_Exercise directions_
Reproduce each line of the material exactly, minus any picture.

_Data supplied_
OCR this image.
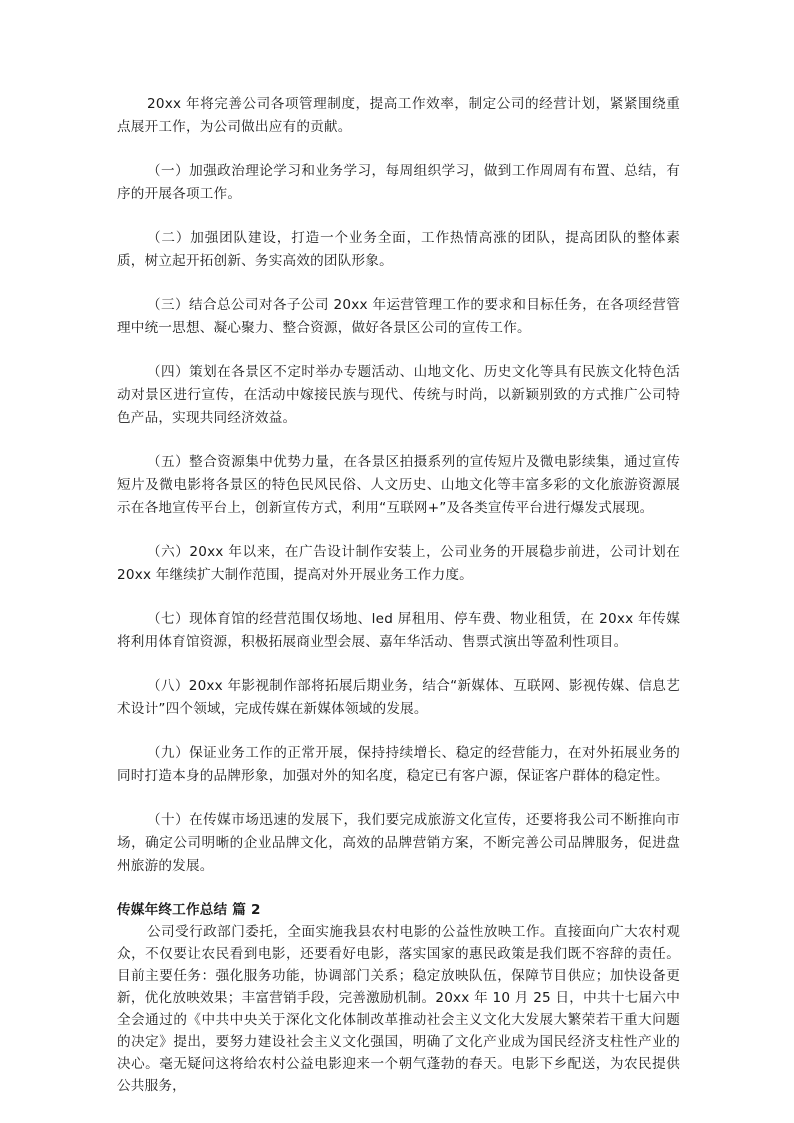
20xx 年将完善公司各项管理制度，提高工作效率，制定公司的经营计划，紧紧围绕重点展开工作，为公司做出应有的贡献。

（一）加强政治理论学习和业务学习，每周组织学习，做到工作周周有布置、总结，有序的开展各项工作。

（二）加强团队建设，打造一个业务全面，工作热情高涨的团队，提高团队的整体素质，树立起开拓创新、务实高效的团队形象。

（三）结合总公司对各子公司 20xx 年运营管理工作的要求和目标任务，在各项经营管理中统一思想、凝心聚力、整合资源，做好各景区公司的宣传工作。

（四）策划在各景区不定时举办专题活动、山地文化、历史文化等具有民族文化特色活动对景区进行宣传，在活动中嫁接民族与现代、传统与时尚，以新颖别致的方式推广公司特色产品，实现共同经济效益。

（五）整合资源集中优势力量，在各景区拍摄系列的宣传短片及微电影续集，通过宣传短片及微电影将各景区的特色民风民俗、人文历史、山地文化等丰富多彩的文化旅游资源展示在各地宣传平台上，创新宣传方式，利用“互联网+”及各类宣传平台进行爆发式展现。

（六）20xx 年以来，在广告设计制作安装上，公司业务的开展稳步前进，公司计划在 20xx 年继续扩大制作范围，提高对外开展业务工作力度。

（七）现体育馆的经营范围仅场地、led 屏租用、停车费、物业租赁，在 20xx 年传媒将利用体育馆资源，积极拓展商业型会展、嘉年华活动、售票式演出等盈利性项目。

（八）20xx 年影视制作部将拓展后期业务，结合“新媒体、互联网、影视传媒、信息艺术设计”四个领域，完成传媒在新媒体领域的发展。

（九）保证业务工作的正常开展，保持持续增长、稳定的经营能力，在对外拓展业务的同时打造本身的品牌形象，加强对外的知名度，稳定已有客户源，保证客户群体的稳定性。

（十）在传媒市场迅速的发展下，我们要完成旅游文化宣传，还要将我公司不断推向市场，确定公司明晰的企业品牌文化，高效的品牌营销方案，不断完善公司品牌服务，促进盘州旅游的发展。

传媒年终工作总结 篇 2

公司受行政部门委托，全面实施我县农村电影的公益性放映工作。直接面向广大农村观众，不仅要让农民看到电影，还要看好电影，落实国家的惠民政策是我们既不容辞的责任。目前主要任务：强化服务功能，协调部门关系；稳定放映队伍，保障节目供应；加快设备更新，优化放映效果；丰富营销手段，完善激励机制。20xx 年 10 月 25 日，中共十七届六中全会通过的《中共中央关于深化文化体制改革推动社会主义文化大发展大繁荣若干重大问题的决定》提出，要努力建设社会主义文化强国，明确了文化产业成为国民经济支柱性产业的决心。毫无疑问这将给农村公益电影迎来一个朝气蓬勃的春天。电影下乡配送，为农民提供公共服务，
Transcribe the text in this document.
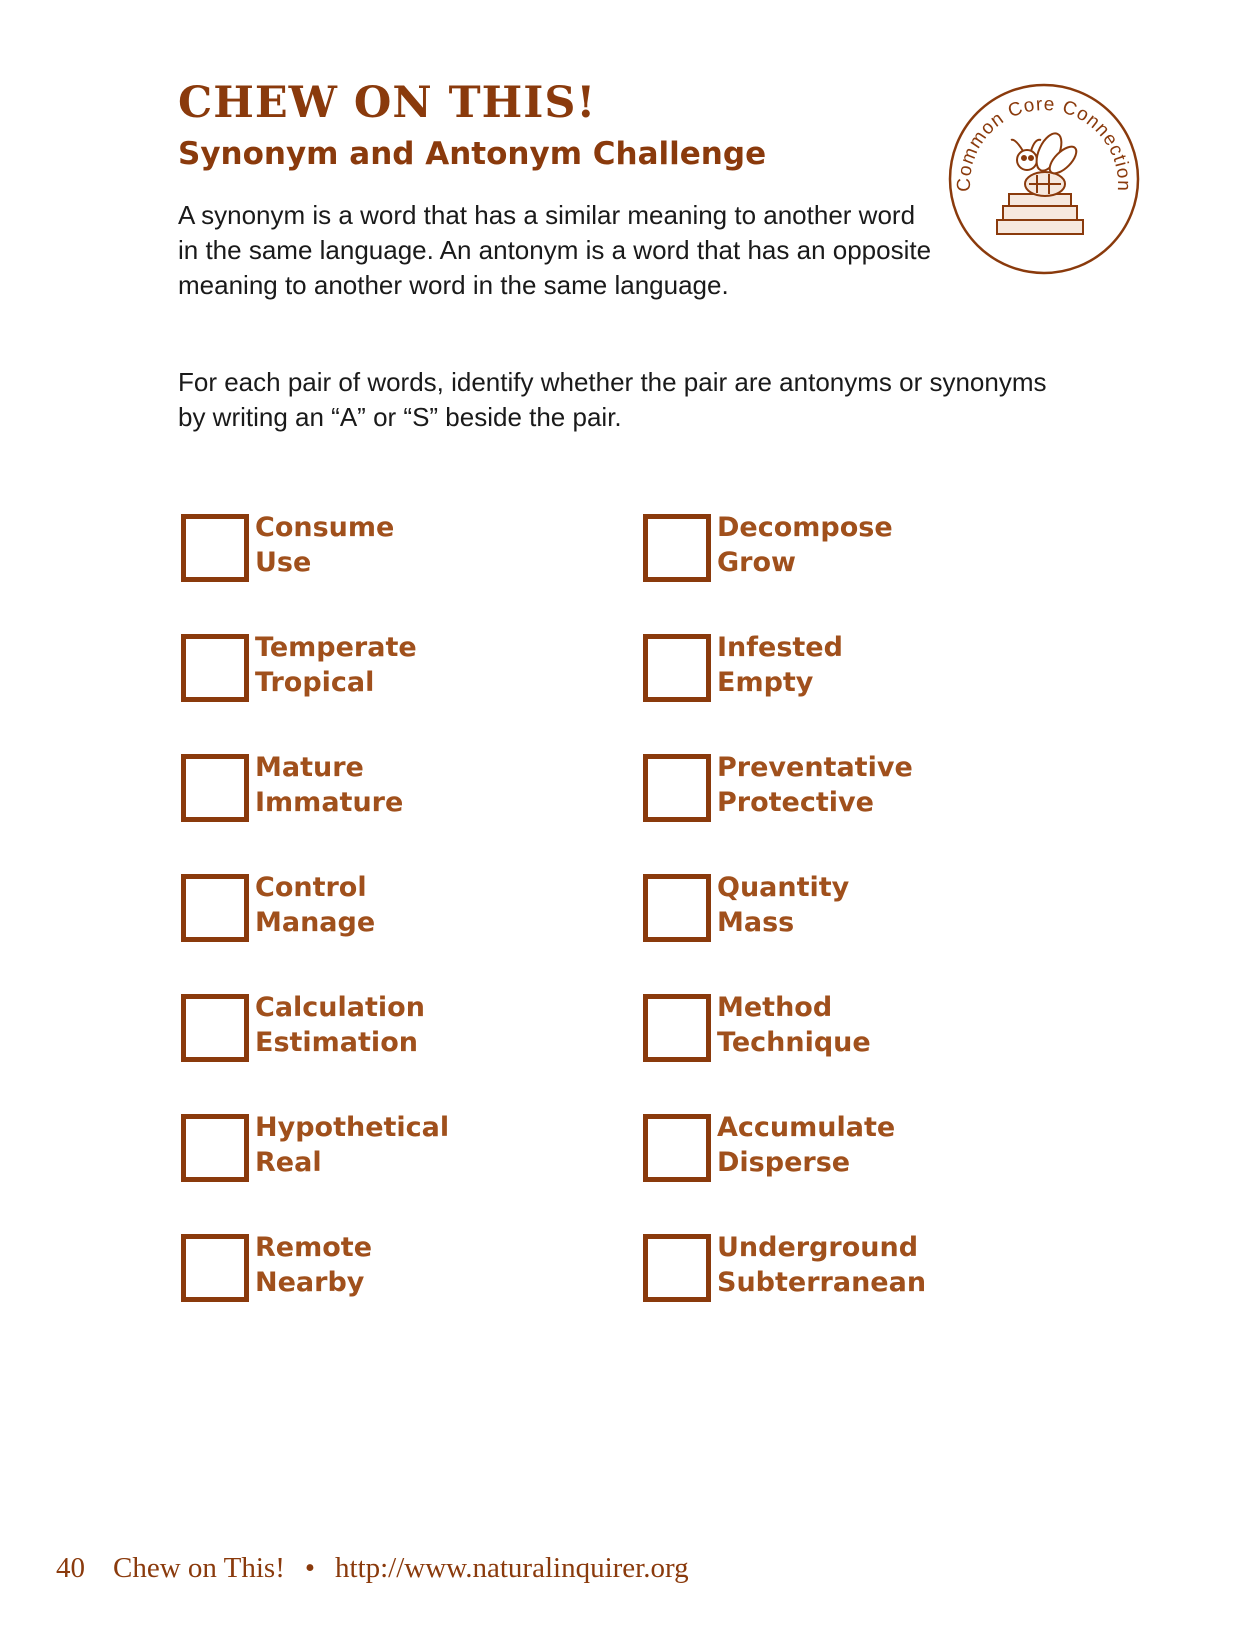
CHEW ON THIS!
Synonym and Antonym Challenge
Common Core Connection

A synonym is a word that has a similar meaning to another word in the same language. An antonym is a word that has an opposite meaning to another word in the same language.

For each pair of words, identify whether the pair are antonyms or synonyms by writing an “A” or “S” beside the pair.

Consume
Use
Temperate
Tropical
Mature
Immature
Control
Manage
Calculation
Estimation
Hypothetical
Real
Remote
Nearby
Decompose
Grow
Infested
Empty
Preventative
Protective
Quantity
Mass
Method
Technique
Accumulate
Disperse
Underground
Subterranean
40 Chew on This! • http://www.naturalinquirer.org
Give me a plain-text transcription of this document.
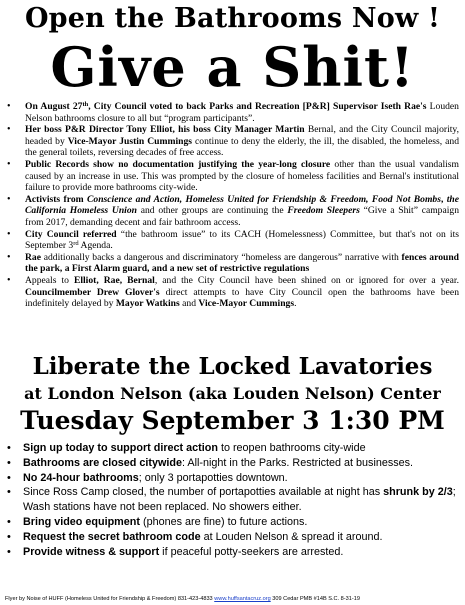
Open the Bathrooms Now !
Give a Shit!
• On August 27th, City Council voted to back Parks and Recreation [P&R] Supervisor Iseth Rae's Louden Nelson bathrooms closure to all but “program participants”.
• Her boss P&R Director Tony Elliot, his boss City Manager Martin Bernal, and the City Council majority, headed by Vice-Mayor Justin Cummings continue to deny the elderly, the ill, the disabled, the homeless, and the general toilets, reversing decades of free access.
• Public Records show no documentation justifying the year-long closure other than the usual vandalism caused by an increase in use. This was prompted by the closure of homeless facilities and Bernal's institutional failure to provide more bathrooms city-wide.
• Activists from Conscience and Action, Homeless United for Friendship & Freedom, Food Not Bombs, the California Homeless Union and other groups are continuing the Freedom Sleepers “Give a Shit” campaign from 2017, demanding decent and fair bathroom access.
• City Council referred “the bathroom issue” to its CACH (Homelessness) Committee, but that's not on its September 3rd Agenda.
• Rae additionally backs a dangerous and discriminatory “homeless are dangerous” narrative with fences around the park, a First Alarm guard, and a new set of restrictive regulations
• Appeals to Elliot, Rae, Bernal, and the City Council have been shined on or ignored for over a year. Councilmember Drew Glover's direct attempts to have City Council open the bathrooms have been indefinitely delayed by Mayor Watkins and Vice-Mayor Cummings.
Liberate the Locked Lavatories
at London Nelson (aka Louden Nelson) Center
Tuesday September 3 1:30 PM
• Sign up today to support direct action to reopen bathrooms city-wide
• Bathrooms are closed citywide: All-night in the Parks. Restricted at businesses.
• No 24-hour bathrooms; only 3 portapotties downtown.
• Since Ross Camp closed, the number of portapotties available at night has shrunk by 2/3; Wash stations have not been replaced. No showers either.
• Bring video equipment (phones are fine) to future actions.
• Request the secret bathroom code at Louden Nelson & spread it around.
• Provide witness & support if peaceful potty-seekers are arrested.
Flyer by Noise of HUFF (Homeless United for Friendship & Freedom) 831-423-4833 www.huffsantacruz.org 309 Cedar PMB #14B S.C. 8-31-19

_Answer to the task_
OCR this image.
20xx 年将完善公司各项管理制度，提高工作效率，制定公司的经营计划，紧紧围绕重点展开工作，为公司做出应有的贡献。

（一）加强政治理论学习和业务学习，每周组织学习，做到工作周周有布置、总结，有序的开展各项工作。

（二）加强团队建设，打造一个业务全面，工作热情高涨的团队，提高团队的整体素质，树立起开拓创新、务实高效的团队形象。

（三）结合总公司对各子公司 20xx 年运营管理工作的要求和目标任务，在各项经营管理中统一思想、凝心聚力、整合资源，做好各景区公司的宣传工作。

（四）策划在各景区不定时举办专题活动、山地文化、历史文化等具有民族文化特色活动对景区进行宣传，在活动中嫁接民族与现代、传统与时尚，以新颖别致的方式推广公司特色产品，实现共同经济效益。

（五）整合资源集中优势力量，在各景区拍摄系列的宣传短片及微电影续集，通过宣传短片及微电影将各景区的特色民风民俗、人文历史、山地文化等丰富多彩的文化旅游资源展示在各地宣传平台上，创新宣传方式，利用“互联网+”及各类宣传平台进行爆发式展现。

（六）20xx 年以来，在广告设计制作安装上，公司业务的开展稳步前进，公司计划在 20xx 年继续扩大制作范围，提高对外开展业务工作力度。

（七）现体育馆的经营范围仅场地、led 屏租用、停车费、物业租赁，在 20xx 年传媒将利用体育馆资源，积极拓展商业型会展、嘉年华活动、售票式演出等盈利性项目。

（八）20xx 年影视制作部将拓展后期业务，结合“新媒体、互联网、影视传媒、信息艺术设计”四个领域，完成传媒在新媒体领域的发展。

（九）保证业务工作的正常开展，保持持续增长、稳定的经营能力，在对外拓展业务的同时打造本身的品牌形象，加强对外的知名度，稳定已有客户源，保证客户群体的稳定性。

（十）在传媒市场迅速的发展下，我们要完成旅游文化宣传，还要将我公司不断推向市场，确定公司明晰的企业品牌文化，高效的品牌营销方案，不断完善公司品牌服务，促进盘州旅游的发展。

传媒年终工作总结 篇 2

公司受行政部门委托，全面实施我县农村电影的公益性放映工作。直接面向广大农村观众，不仅要让农民看到电影，还要看好电影，落实国家的惠民政策是我们既不容辞的责任。目前主要任务：强化服务功能，协调部门关系；稳定放映队伍，保障节目供应；加快设备更新，优化放映效果；丰富营销手段，完善激励机制。20xx 年 10 月 25 日，中共十七届六中全会通过的《中共中央关于深化文化体制改革推动社会主义文化大发展大繁荣若干重大问题的决定》提出，要努力建设社会主义文化强国，明确了文化产业成为国民经济支柱性产业的决心。毫无疑问这将给农村公益电影迎来一个朝气蓬勃的春天。电影下乡配送，为农民提供公共服务，
Transcribe the text in this document.
CHEW ON THIS!
Synonym and Antonym Challenge
Common Core Connection

A synonym is a word that has a similar meaning to another word in the same language. An antonym is a word that has an opposite meaning to another word in the same language.

For each pair of words, identify whether the pair are antonyms or synonyms by writing an “A” or “S” beside the pair.

Consume
Use
Temperate
Tropical
Mature
Immature
Control
Manage
Calculation
Estimation
Hypothetical
Real
Remote
Nearby
Decompose
Grow
Infested
Empty
Preventative
Protective
Quantity
Mass
Method
Technique
Accumulate
Disperse
Underground
Subterranean
40 Chew on This! • http://www.naturalinquirer.org
Give me a plain-text transcription of this document.
Open the Bathrooms Now !
Give a Shit!
• On August 27th, City Council voted to back Parks and Recreation [P&R] Supervisor Iseth Rae's Louden Nelson bathrooms closure to all but “program participants”.
• Her boss P&R Director Tony Elliot, his boss City Manager Martin Bernal, and the City Council majority, headed by Vice-Mayor Justin Cummings continue to deny the elderly, the ill, the disabled, the homeless, and the general toilets, reversing decades of free access.
• Public Records show no documentation justifying the year-long closure other than the usual vandalism caused by an increase in use. This was prompted by the closure of homeless facilities and Bernal's institutional failure to provide more bathrooms city-wide.
• Activists from Conscience and Action, Homeless United for Friendship & Freedom, Food Not Bombs, the California Homeless Union and other groups are continuing the Freedom Sleepers “Give a Shit” campaign from 2017, demanding decent and fair bathroom access.
• City Council referred “the bathroom issue” to its CACH (Homelessness) Committee, but that's not on its September 3rd Agenda.
• Rae additionally backs a dangerous and discriminatory “homeless are dangerous” narrative with fences around the park, a First Alarm guard, and a new set of restrictive regulations
• Appeals to Elliot, Rae, Bernal, and the City Council have been shined on or ignored for over a year. Councilmember Drew Glover's direct attempts to have City Council open the bathrooms have been indefinitely delayed by Mayor Watkins and Vice-Mayor Cummings.
Liberate the Locked Lavatories
at London Nelson (aka Louden Nelson) Center
Tuesday September 3 1:30 PM
• Sign up today to support direct action to reopen bathrooms city-wide
• Bathrooms are closed citywide: All-night in the Parks. Restricted at businesses.
• No 24-hour bathrooms; only 3 portapotties downtown.
• Since Ross Camp closed, the number of portapotties available at night has shrunk by 2/3; Wash stations have not been replaced. No showers either.
• Bring video equipment (phones are fine) to future actions.
• Request the secret bathroom code at Louden Nelson & spread it around.
• Provide witness & support if peaceful potty-seekers are arrested.
Flyer by Noise of HUFF (Homeless United for Friendship & Freedom) 831-423-4833 www.huffsantacruz.org 309 Cedar PMB #14B S.C. 8-31-19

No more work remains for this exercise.